The data >>
####################

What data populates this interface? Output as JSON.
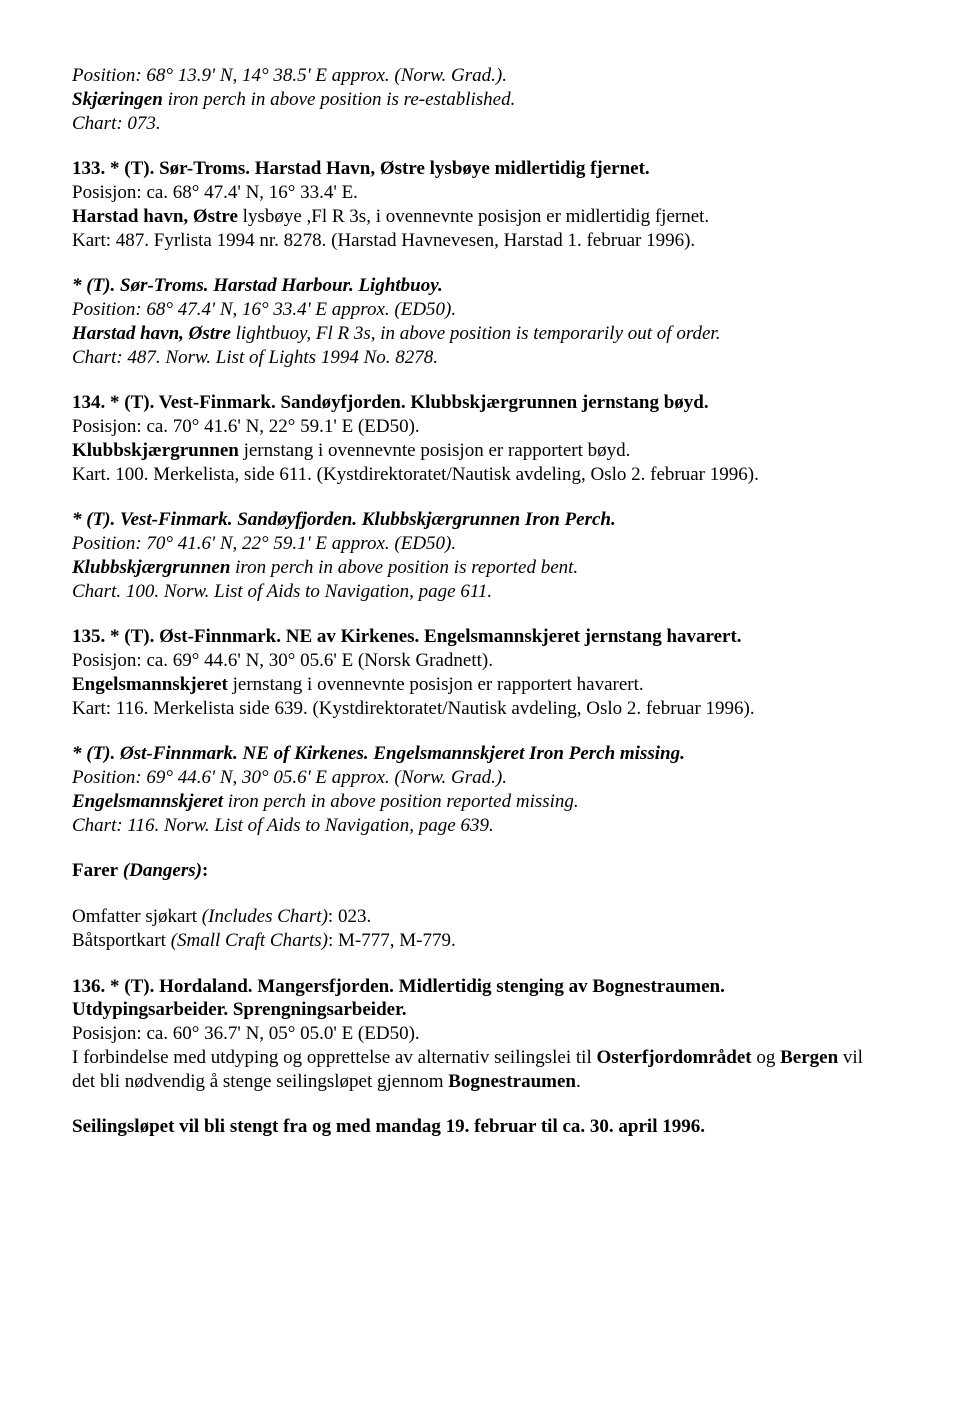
{
  "top": {
    "l1_pre_i": "Position: 68° 13.9' N, 14° 38.5' E approx. (Norw. Grad.).",
    "l2_a": "Skjæringen",
    "l2_b": " iron perch in above position is re-established.",
    "l3": "Chart: 073."
  },
  "n133": {
    "head": "133. * (T). Sør-Troms. Harstad Havn, Østre lysbøye midlertidig fjernet.",
    "l1": "Posisjon: ca. 68° 47.4' N, 16° 33.4' E.",
    "l2_a": "Harstad havn, Østre",
    "l2_b": " lysbøye ,Fl R 3s, i ovennevnte posisjon er midlertidig fjernet.",
    "l3": "Kart: 487. Fyrlista 1994 nr. 8278. (Harstad Havnevesen, Harstad 1. februar 1996)."
  },
  "n133en": {
    "head": "* (T). Sør-Troms. Harstad Harbour. Lightbuoy.",
    "l1": "Position: 68° 47.4' N, 16° 33.4' E approx. (ED50).",
    "l2_a": "Harstad havn, Østre",
    "l2_b": " lightbuoy, Fl R 3s, in above position is temporarily out of order.",
    "l3": "Chart: 487. Norw. List of Lights 1994 No. 8278."
  },
  "n134": {
    "head": "134. * (T). Vest-Finmark. Sandøyfjorden. Klubbskjærgrunnen jernstang bøyd.",
    "l1": "Posisjon: ca. 70° 41.6' N, 22° 59.1' E (ED50).",
    "l2_a": "Klubbskjærgrunnen",
    "l2_b": " jernstang i ovennevnte posisjon er rapportert bøyd.",
    "l3": "Kart. 100. Merkelista, side 611. (Kystdirektoratet/Nautisk avdeling, Oslo 2. februar 1996)."
  },
  "n134en": {
    "head": "* (T). Vest-Finmark. Sandøyfjorden. Klubbskjærgrunnen Iron Perch.",
    "l1": "Position: 70° 41.6' N, 22° 59.1' E approx. (ED50).",
    "l2_a": "Klubbskjærgrunnen",
    "l2_b": " iron perch in above position is reported bent.",
    "l3": "Chart. 100. Norw. List of Aids to Navigation, page 611."
  },
  "n135": {
    "head": "135. * (T). Øst-Finnmark. NE av Kirkenes. Engelsmannskjeret jernstang havarert.",
    "l1": "Posisjon: ca. 69° 44.6' N, 30° 05.6' E (Norsk Gradnett).",
    "l2_a": "Engelsmannskjeret",
    "l2_b": " jernstang i ovennevnte posisjon er rapportert havarert.",
    "l3": "Kart: 116. Merkelista side 639. (Kystdirektoratet/Nautisk avdeling, Oslo 2. februar 1996)."
  },
  "n135en": {
    "head": "* (T). Øst-Finnmark. NE of Kirkenes. Engelsmannskjeret Iron Perch missing.",
    "l1": "Position: 69° 44.6' N, 30° 05.6' E approx. (Norw. Grad.).",
    "l2_a": "Engelsmannskjeret",
    "l2_b": " iron perch in above position reported missing.",
    "l3": "Chart: 116. Norw. List of Aids to Navigation, page 639."
  },
  "dangers": {
    "head_a": "Farer",
    "head_b": " (Dangers)",
    "head_c": ":",
    "l1_a": "Omfatter sjøkart ",
    "l1_b": "(Includes Chart)",
    "l1_c": ": 023.",
    "l2_a": "Båtsportkart ",
    "l2_b": "(Small Craft Charts)",
    "l2_c": ": M-777, M-779."
  },
  "n136": {
    "head1": "136. * (T). Hordaland. Mangersfjorden. Midlertidig stenging av Bognestraumen.",
    "head2": "Utdypingsarbeider. Sprengningsarbeider.",
    "l1": "Posisjon: ca. 60° 36.7' N, 05° 05.0' E (ED50).",
    "l2_a": "I forbindelse med utdyping og opprettelse av alternativ seilingslei til ",
    "l2_b": "Osterfjordområdet",
    "l2_c": " og ",
    "l2_d": "Bergen",
    "l2_e": " vil det bli nødvendig å stenge seilingsløpet gjennom ",
    "l2_f": "Bognestraumen",
    "l2_g": "."
  },
  "closing": "Seilingsløpet vil bli stengt fra og med mandag 19. februar til ca. 30. april 1996."
}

####################

Task details >> Show every line of the records above that contains the word "havarert".

Solution to this exercise >>
    "head": "135. * (T). Øst-Finnmark. NE av Kirkenes. Engelsmannskjeret jernstang havarert.",
    "l2_b": " jernstang i ovennevnte posisjon er rapportert havarert.",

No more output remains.